DIRECTIONS FOR THIS TASK
Set down every entry again word for word, please, but skip the pictures.

GIVEN DATA
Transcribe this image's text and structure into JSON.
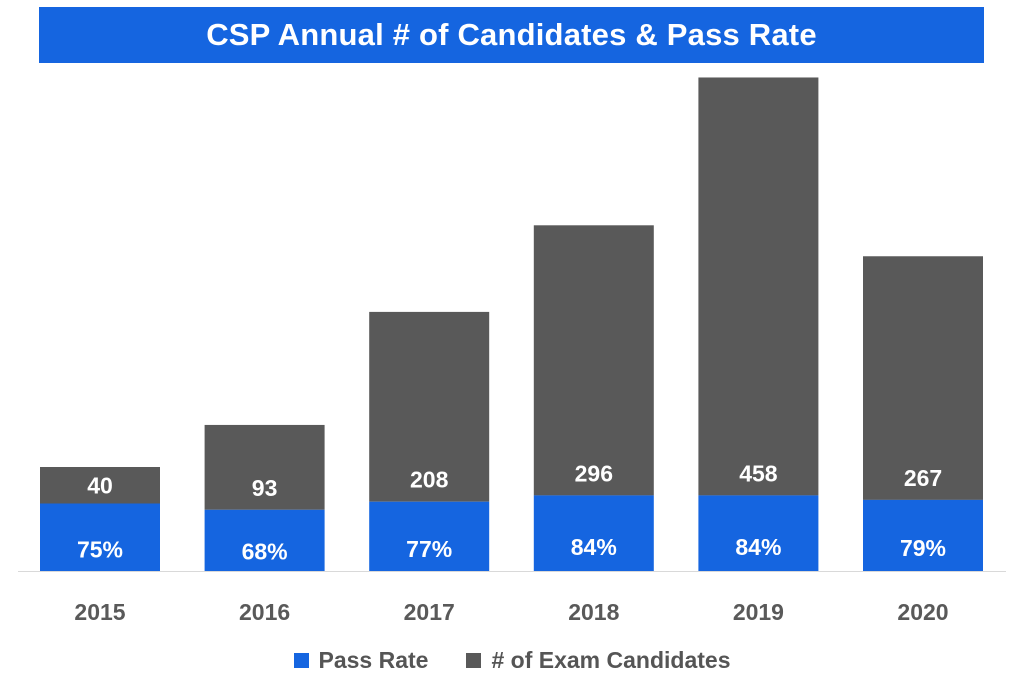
{
  "chart_data": {
    "type": "bar",
    "stacked": true,
    "title": "CSP Annual # of Candidates & Pass Rate",
    "categories": [
      "2015",
      "2016",
      "2017",
      "2018",
      "2019",
      "2020"
    ],
    "series": [
      {
        "name": "Pass Rate",
        "values": [
          75,
          68,
          77,
          84,
          84,
          79
        ],
        "labels": [
          "75%",
          "68%",
          "77%",
          "84%",
          "84%",
          "79%"
        ],
        "color": "#1565e0"
      },
      {
        "name": "# of Exam Candidates",
        "values": [
          40,
          93,
          208,
          296,
          458,
          267
        ],
        "labels": [
          "40",
          "93",
          "208",
          "296",
          "458",
          "267"
        ],
        "color": "#595959"
      }
    ],
    "legend": "bottom-center",
    "grid": false,
    "xlabel": "",
    "ylabel": ""
  },
  "colors": {
    "title_banner": "#1565e0",
    "title_text": "#ffffff",
    "axis_line": "#d9d9d9",
    "tick_label": "#595959",
    "data_label": "#ffffff"
  }
}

EXERCISE RESULT
Transcribe this image's text and structure into JSON.
{
  "chart_data": {
    "type": "bar",
    "stacked": true,
    "title": "CSP Annual # of Candidates & Pass Rate",
    "categories": [
      "2015",
      "2016",
      "2017",
      "2018",
      "2019",
      "2020"
    ],
    "series": [
      {
        "name": "Pass Rate",
        "values": [
          75,
          68,
          77,
          84,
          84,
          79
        ],
        "labels": [
          "75%",
          "68%",
          "77%",
          "84%",
          "84%",
          "79%"
        ],
        "color": "#1565e0"
      },
      {
        "name": "# of Exam Candidates",
        "values": [
          40,
          93,
          208,
          296,
          458,
          267
        ],
        "labels": [
          "40",
          "93",
          "208",
          "296",
          "458",
          "267"
        ],
        "color": "#595959"
      }
    ],
    "legend": "bottom-center",
    "grid": false,
    "xlabel": "",
    "ylabel": ""
  },
  "colors": {
    "title_banner": "#1565e0",
    "title_text": "#ffffff",
    "axis_line": "#d9d9d9",
    "tick_label": "#595959",
    "data_label": "#ffffff"
  }
}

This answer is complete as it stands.